WORK REQUIRED
Go through the entries below and print each one exactly, leaving out pictures.
____
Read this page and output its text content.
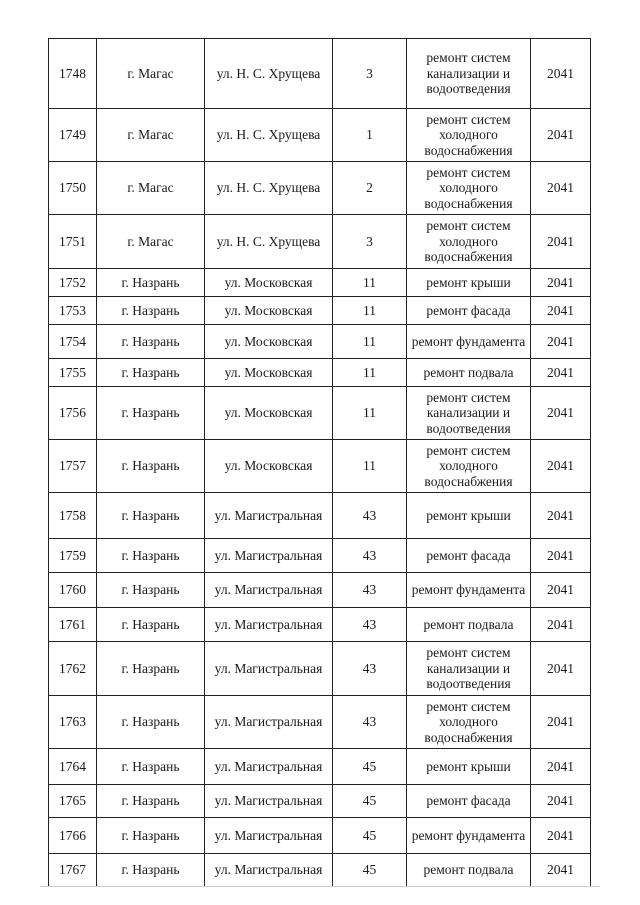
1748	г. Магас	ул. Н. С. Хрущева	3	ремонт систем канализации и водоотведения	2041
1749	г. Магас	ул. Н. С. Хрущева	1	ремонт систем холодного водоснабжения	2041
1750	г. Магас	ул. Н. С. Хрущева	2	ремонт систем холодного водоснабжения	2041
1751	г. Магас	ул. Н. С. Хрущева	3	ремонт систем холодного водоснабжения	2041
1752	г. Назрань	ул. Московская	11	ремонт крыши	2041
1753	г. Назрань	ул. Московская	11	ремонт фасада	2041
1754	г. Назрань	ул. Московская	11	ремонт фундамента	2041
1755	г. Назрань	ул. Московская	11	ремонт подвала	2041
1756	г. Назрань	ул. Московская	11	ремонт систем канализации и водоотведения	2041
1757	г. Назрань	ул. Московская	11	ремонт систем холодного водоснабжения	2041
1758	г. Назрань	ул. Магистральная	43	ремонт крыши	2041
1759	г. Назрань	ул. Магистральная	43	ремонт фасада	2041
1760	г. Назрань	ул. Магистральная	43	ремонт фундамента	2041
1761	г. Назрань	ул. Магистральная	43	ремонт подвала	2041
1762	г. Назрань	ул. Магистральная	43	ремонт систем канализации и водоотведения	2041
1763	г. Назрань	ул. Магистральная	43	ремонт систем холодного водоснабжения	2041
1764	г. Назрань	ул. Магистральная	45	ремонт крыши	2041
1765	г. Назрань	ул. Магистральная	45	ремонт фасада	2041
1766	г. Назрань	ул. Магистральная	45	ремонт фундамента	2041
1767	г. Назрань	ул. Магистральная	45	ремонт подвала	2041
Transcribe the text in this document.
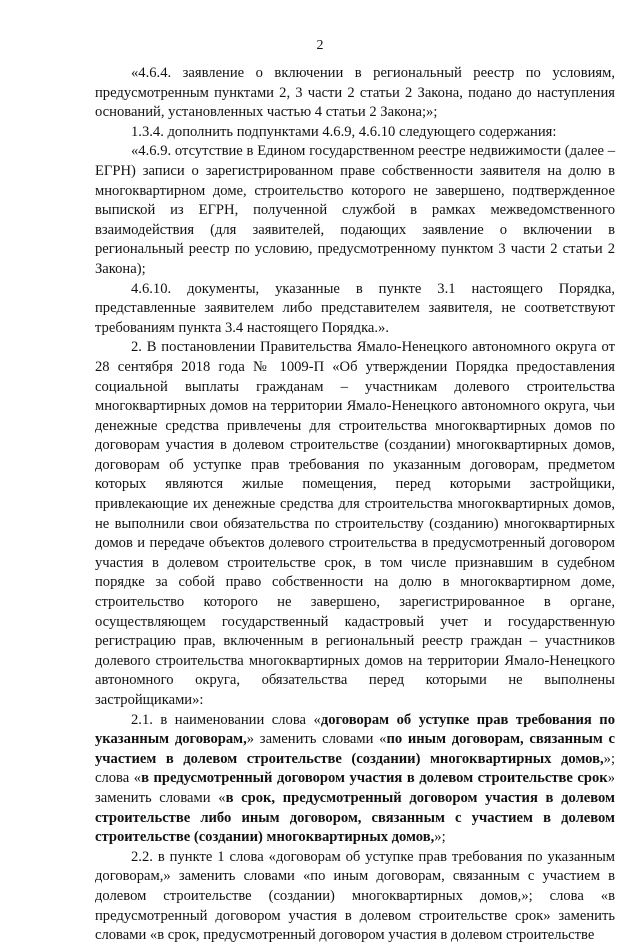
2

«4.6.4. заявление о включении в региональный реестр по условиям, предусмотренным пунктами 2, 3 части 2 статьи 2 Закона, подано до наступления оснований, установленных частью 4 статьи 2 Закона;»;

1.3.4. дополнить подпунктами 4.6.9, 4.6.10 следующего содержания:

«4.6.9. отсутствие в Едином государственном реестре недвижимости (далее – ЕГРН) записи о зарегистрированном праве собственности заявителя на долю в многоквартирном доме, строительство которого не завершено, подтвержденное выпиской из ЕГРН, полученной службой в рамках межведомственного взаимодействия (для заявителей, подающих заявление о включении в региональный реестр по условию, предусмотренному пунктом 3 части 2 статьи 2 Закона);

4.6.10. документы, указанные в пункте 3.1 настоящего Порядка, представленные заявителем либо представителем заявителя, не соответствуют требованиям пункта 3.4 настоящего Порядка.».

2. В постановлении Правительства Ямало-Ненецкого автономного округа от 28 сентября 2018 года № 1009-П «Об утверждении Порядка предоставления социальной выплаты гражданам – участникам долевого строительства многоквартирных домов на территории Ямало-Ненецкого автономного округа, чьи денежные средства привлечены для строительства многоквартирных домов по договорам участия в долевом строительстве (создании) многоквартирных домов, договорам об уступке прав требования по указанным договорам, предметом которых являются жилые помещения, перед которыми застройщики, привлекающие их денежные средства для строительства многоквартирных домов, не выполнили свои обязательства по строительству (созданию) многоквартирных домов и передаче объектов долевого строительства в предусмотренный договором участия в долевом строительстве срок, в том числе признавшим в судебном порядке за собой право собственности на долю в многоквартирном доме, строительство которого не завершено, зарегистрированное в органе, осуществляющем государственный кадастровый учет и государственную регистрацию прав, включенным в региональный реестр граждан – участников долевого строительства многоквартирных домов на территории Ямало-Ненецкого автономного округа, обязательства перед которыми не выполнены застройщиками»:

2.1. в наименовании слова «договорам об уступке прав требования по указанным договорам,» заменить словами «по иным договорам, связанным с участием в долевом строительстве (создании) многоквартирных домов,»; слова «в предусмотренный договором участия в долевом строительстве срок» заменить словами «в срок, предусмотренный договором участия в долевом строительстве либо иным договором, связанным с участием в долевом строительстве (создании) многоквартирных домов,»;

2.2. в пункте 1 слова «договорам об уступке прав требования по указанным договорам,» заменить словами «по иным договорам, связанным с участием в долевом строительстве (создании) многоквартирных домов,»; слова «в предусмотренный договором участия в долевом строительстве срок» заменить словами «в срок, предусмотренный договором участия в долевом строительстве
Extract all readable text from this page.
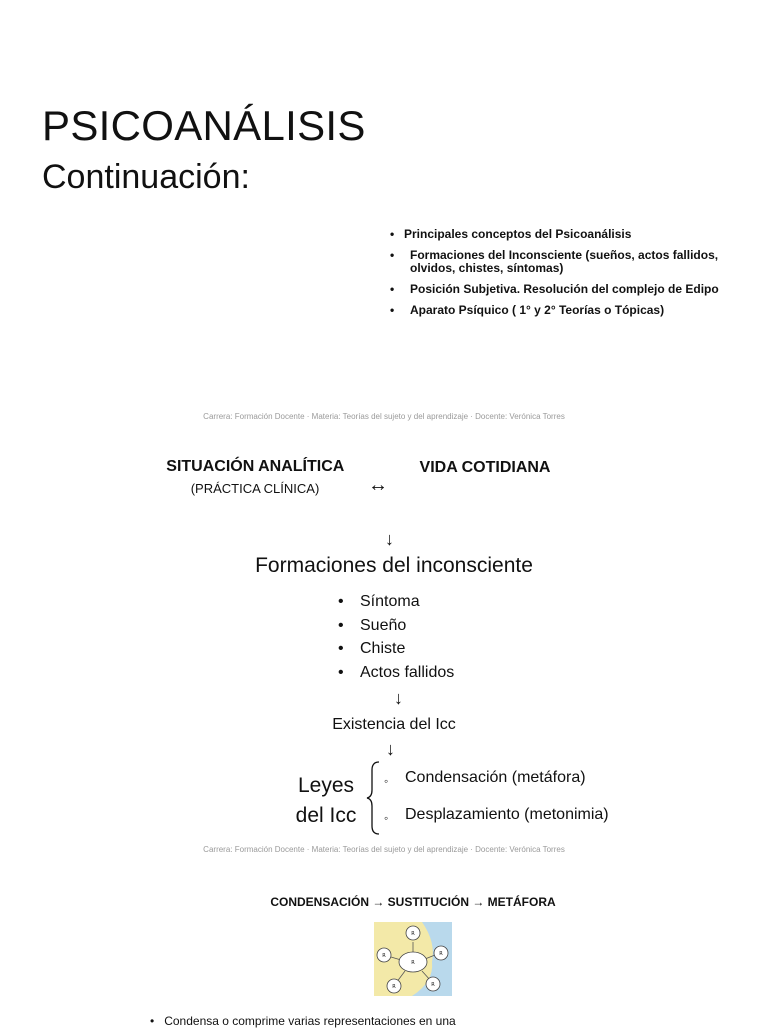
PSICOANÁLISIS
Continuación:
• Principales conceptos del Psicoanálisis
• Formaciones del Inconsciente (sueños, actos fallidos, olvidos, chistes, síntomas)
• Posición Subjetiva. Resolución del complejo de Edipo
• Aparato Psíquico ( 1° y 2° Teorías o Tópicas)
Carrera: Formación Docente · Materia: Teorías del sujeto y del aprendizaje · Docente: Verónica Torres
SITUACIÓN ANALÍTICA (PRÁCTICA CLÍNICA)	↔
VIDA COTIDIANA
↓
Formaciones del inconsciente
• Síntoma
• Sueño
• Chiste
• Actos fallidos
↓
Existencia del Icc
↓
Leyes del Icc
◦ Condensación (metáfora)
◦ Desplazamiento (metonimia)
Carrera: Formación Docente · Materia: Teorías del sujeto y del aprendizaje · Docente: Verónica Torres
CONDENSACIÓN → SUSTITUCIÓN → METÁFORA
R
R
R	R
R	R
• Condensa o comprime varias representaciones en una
____
THE ANSWER
Read this page and output its text content.
1748	г. Магас	ул. Н. С. Хрущева	3	ремонт систем канализации и водоотведения	2041
1749	г. Магас	ул. Н. С. Хрущева	1	ремонт систем холодного водоснабжения	2041
1750	г. Магас	ул. Н. С. Хрущева	2	ремонт систем холодного водоснабжения	2041
1751	г. Магас	ул. Н. С. Хрущева	3	ремонт систем холодного водоснабжения	2041
1752	г. Назрань	ул. Московская	11	ремонт крыши	2041
1753	г. Назрань	ул. Московская	11	ремонт фасада	2041
1754	г. Назрань	ул. Московская	11	ремонт фундамента	2041
1755	г. Назрань	ул. Московская	11	ремонт подвала	2041
1756	г. Назрань	ул. Московская	11	ремонт систем канализации и водоотведения	2041
1757	г. Назрань	ул. Московская	11	ремонт систем холодного водоснабжения	2041
1758	г. Назрань	ул. Магистральная	43	ремонт крыши	2041
1759	г. Назрань	ул. Магистральная	43	ремонт фасада	2041
1760	г. Назрань	ул. Магистральная	43	ремонт фундамента	2041
1761	г. Назрань	ул. Магистральная	43	ремонт подвала	2041
1762	г. Назрань	ул. Магистральная	43	ремонт систем канализации и водоотведения	2041
1763	г. Назрань	ул. Магистральная	43	ремонт систем холодного водоснабжения	2041
1764	г. Назрань	ул. Магистральная	45	ремонт крыши	2041
1765	г. Назрань	ул. Магистральная	45	ремонт фасада	2041
1766	г. Назрань	ул. Магистральная	45	ремонт фундамента	2041
1767	г. Назрань	ул. Магистральная	45	ремонт подвала	2041
Transcribe the text in this document.
2

«4.6.4. заявление о включении в региональный реестр по условиям, предусмотренным пунктами 2, 3 части 2 статьи 2 Закона, подано до наступления оснований, установленных частью 4 статьи 2 Закона;»;

1.3.4. дополнить подпунктами 4.6.9, 4.6.10 следующего содержания:

«4.6.9. отсутствие в Едином государственном реестре недвижимости (далее – ЕГРН) записи о зарегистрированном праве собственности заявителя на долю в многоквартирном доме, строительство которого не завершено, подтвержденное выпиской из ЕГРН, полученной службой в рамках межведомственного взаимодействия (для заявителей, подающих заявление о включении в региональный реестр по условию, предусмотренному пунктом 3 части 2 статьи 2 Закона);

4.6.10. документы, указанные в пункте 3.1 настоящего Порядка, представленные заявителем либо представителем заявителя, не соответствуют требованиям пункта 3.4 настоящего Порядка.».

2. В постановлении Правительства Ямало-Ненецкого автономного округа от 28 сентября 2018 года № 1009-П «Об утверждении Порядка предоставления социальной выплаты гражданам – участникам долевого строительства многоквартирных домов на территории Ямало-Ненецкого автономного округа, чьи денежные средства привлечены для строительства многоквартирных домов по договорам участия в долевом строительстве (создании) многоквартирных домов, договорам об уступке прав требования по указанным договорам, предметом которых являются жилые помещения, перед которыми застройщики, привлекающие их денежные средства для строительства многоквартирных домов, не выполнили свои обязательства по строительству (созданию) многоквартирных домов и передаче объектов долевого строительства в предусмотренный договором участия в долевом строительстве срок, в том числе признавшим в судебном порядке за собой право собственности на долю в многоквартирном доме, строительство которого не завершено, зарегистрированное в органе, осуществляющем государственный кадастровый учет и государственную регистрацию прав, включенным в региональный реестр граждан – участников долевого строительства многоквартирных домов на территории Ямало-Ненецкого автономного округа, обязательства перед которыми не выполнены застройщиками»:

2.1. в наименовании слова «договорам об уступке прав требования по указанным договорам,» заменить словами «по иным договорам, связанным с участием в долевом строительстве (создании) многоквартирных домов,»; слова «в предусмотренный договором участия в долевом строительстве срок» заменить словами «в срок, предусмотренный договором участия в долевом строительстве либо иным договором, связанным с участием в долевом строительстве (создании) многоквартирных домов,»;

2.2. в пункте 1 слова «договорам об уступке прав требования по указанным договорам,» заменить словами «по иным договорам, связанным с участием в долевом строительстве (создании) многоквартирных домов,»; слова «в предусмотренный договором участия в долевом строительстве срок» заменить словами «в срок, предусмотренный договором участия в долевом строительстве
Extract all readable text from this page.
PSICOANÁLISIS
Continuación:
• Principales conceptos del Psicoanálisis
• Formaciones del Inconsciente (sueños, actos fallidos, olvidos, chistes, síntomas)
• Posición Subjetiva. Resolución del complejo de Edipo
• Aparato Psíquico ( 1° y 2° Teorías o Tópicas)
Carrera: Formación Docente · Materia: Teorías del sujeto y del aprendizaje · Docente: Verónica Torres
SITUACIÓN ANALÍTICA (PRÁCTICA CLÍNICA)	↔
VIDA COTIDIANA
↓
Formaciones del inconsciente
• Síntoma
• Sueño
• Chiste
• Actos fallidos
↓
Existencia del Icc
↓
Leyes del Icc
◦ Condensación (metáfora)
◦ Desplazamiento (metonimia)
Carrera: Formación Docente · Materia: Teorías del sujeto y del aprendizaje · Docente: Verónica Torres
CONDENSACIÓN → SUSTITUCIÓN → METÁFORA
R
R
R	R
R	R
• Condensa o comprime varias representaciones en una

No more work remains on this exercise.